→ **What to work on**
A - In the article on the Media Research Center, which two sites censored Lindell's docu-movie Absolute Proof?
B - Repeat, word for word, the part of the article on the Media Research Center that opens with the words containing "On March 10, Kayla" and closes with "on a MyPillow.".
C - Go on with the article on the Media Research Center from the point where it stops.

The Media Research Center is quite excited about its favorite right-wingers potentially starting their own social-media platforms. Alexander Hall took a certain ex-president’s promotional blather seriously in a Feb. 19 post:
Former President Donald Trump has reportedly been in talks with donors about his much anticipated return to social media.
After years of censorship, and with politicians refusing to solve it, Trump may once again take action where others have failed. “Former President Donald Trump has told friends he has hundreds of millions of dollars in backing for a new social media venture that would give him an online presence and protect conservatives from being shut down online,” the Washington Examiner reported on Thursday. Two sources reportedly familiar with the matter said investors included Silicon Valley leaders spurred by concerns regarding censorship and “cancel culture.”
On March 10, Kayla Sargent promoted another right-winger’s would-be platform:
Many dream of a world without the constant barrage of Big Tech censorship. Soon, a new censorship-free platform may not be confined to their dreams while resting on a MyPillow.
MyPillow CEO Mike Lindell announced plans to launch his own social media platform because “we’ve got to get our voices back,” he said during an interview with Charlie Kirk on The Charlie Kirk Show.
Sargent went on to play the victim card for Lindell:
Lindell has been an avid supporter of former President Donald Trump, and an outspoken critic of the 2020 election. Twitter banned Lindell from its platform in January for “repeated violations of our Civic Integrity Policy,” a Twitter spokesperson told MRC TechWatch.
YouTube and Vimeo censored Lindell’s docu-movie Absolute Proof, which called the results of the 2020 presidential election into question. Dominion Voting Systems has also filed a lawsuit against Lindell for defamation per se and “deceptive trade practices.” Facebook has allowed Lindell to post the video, but added a label to the bottom of the post that said: “Partly False Information. The same information was checked in another post by independent fact-checkers.”

→ **Recorded information**
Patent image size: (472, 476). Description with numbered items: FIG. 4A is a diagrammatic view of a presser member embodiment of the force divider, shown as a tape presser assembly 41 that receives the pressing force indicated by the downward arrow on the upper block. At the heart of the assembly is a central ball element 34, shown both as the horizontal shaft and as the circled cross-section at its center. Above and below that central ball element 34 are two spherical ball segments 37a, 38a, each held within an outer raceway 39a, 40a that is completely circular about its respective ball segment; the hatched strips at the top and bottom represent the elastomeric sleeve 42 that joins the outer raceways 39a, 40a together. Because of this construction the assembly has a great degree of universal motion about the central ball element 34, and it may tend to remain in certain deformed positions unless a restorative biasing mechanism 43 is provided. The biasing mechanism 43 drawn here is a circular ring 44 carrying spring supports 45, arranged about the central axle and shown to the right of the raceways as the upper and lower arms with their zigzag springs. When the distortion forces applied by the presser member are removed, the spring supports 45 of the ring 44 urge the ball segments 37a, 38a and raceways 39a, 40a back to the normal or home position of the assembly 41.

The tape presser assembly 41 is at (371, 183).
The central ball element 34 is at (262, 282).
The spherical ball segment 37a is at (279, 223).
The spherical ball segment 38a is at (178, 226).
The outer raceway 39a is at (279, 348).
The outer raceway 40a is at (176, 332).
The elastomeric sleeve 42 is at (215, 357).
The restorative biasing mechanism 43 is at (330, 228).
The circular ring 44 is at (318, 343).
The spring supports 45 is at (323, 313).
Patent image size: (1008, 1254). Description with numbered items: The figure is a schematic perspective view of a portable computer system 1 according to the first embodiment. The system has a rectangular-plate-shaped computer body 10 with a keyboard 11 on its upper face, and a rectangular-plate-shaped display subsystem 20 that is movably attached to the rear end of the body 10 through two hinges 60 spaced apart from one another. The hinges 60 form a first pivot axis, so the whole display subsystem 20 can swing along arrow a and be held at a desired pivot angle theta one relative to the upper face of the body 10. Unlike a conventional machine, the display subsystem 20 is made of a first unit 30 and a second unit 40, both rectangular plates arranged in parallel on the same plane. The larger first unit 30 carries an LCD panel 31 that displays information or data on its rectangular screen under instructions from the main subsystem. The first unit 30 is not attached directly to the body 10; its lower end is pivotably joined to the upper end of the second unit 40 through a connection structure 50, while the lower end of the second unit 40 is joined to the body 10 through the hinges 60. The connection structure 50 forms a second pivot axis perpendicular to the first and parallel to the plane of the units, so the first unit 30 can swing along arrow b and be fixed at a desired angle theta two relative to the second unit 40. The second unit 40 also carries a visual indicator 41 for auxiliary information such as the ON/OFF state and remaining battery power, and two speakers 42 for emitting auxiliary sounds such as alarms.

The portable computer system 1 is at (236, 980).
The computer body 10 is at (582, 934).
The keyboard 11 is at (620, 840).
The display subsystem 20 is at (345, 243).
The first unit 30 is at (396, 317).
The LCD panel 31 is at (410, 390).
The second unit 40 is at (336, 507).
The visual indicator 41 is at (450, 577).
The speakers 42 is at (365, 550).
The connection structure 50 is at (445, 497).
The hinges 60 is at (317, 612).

→ **Outputs by task**
A - YouTube and Vimeo.

B -
On March 10, Kayla Sargent promoted another right-winger’s would-be platform:
Many dream of a world without the constant barrage of Big Tech censorship. Soon, a new censorship-free platform may not be confined to their dreams while resting on a MyPillow.

C -
Sargent failed to acknowledge that if Lindell and other right-wingers want to live in “a world without the constant barrage of Big Tech censorship,” they should stop telling lies and respect the terms of service of social media platforms. She also didn’t mention, as the MRC failed to do the last time they painted Lindell a a victim, that “Absolute Proof” is absolutely filled with lies — so much so that when Lindell bought time on One America News to repeatedly air the video, OAN added a massive disclaimer stating that it doesn’t endorse the video’s claims in general or regarding specific people and companies like Dominion and Smartmatic, which have not been shy about suing right-wingers who lie about them.The disclaimer also added that the video is “not intended to be taken or interpreted by the viewer as established fact.”
Hall returned to gush even more over Trump’s less-than-concrete talk about a social media platform:
Former President Donald Trump has declared institutional independence by starting his own platform! Both Trump and his adviser Jason Miller have given hints about Trump’s upcoming platform in recent days.
Trump’s grand re-entry to social media will be with his own platform, and it may occur within the next few months. “I’m doing things having to do with putting our own platform out there that you’ll be hearing about soon,” Trump explained to Fox News contributor Lisa Boothe in the debut episode of her “The Truth” podcast on March 22. Trump’s adviser Jason Miller also made an announcement during a Fox News interview that delivered on Trump’s hints: “I do think that we’re gonna see President Trump returning to social media, in probably about two or three months here, with his own platform.”
Miller elaborated that the new Trump platform will be a game changer for the internet:
This is all blather without any substance behind it, but Hall doesn’t care — he’s eating it up. So much so, in fact, that he spread a lie: “Multiple Big Tech platforms cracked down on Trump’s account following then-president Trump’s call for peace amid political unrest in D.C., which saw rioters storm the U.S. Capitol building Jan. 6.” As Hall very well knows, the “call for peace” had nothing to do with platforms suspending Trump — it was the weeks and months of spreading lies about the presidential election he lost, which instigated that “political unrest in D.C.” better known as the Capitol riot, that prompted the platforms to act.
Spreading such blatant lies does not make anyone want to take the MRC seriously as a “media research” organization.